In the material below, the lines containing the word "Etang" are required; copy each of them.

Stored entries:
********

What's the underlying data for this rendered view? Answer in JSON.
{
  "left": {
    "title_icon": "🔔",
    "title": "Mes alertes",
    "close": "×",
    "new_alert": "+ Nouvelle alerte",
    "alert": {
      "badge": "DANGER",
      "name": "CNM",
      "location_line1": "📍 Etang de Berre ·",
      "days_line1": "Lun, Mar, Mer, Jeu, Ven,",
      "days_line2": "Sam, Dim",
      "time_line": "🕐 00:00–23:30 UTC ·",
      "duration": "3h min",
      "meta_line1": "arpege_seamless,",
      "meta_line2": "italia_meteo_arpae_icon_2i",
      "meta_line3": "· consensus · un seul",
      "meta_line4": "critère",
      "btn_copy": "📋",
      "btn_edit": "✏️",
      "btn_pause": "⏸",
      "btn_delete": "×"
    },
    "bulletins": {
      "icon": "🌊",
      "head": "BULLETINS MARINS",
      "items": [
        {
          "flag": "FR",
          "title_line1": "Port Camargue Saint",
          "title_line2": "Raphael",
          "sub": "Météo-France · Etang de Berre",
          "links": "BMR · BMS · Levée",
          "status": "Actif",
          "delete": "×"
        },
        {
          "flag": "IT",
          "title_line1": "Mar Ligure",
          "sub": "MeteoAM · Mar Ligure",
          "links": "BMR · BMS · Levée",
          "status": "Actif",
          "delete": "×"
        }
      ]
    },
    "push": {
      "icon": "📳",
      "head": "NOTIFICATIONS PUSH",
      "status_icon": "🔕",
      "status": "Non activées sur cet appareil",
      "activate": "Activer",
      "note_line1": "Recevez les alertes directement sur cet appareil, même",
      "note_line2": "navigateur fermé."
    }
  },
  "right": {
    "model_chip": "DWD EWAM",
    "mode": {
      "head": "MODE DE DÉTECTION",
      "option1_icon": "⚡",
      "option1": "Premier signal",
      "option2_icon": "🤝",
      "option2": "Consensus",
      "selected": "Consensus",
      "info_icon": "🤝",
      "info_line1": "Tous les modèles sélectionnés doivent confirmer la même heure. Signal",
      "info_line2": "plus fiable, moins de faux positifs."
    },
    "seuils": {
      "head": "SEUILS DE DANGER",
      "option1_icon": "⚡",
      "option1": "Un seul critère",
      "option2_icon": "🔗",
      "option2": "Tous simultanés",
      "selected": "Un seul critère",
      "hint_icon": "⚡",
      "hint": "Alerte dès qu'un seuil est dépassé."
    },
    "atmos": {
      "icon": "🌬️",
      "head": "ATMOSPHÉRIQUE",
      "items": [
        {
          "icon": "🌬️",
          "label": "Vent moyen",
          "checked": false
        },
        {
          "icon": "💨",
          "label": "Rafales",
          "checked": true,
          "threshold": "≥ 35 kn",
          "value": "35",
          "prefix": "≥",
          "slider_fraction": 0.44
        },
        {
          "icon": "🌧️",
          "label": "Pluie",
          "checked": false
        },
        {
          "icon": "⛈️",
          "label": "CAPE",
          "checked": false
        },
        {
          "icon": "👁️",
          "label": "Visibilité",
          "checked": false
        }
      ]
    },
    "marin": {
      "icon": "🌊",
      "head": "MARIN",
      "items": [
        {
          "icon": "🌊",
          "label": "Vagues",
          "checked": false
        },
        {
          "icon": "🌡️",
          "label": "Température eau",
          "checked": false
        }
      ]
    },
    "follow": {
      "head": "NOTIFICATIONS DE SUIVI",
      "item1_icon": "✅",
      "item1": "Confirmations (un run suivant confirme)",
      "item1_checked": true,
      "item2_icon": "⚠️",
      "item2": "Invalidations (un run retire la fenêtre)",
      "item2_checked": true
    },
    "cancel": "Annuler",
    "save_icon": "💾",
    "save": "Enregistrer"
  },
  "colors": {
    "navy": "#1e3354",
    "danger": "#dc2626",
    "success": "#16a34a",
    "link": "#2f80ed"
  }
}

********

Task output:
      "location_line1": "📍 Etang de Berre ·",
          "sub": "Météo-France · Etang de Berre",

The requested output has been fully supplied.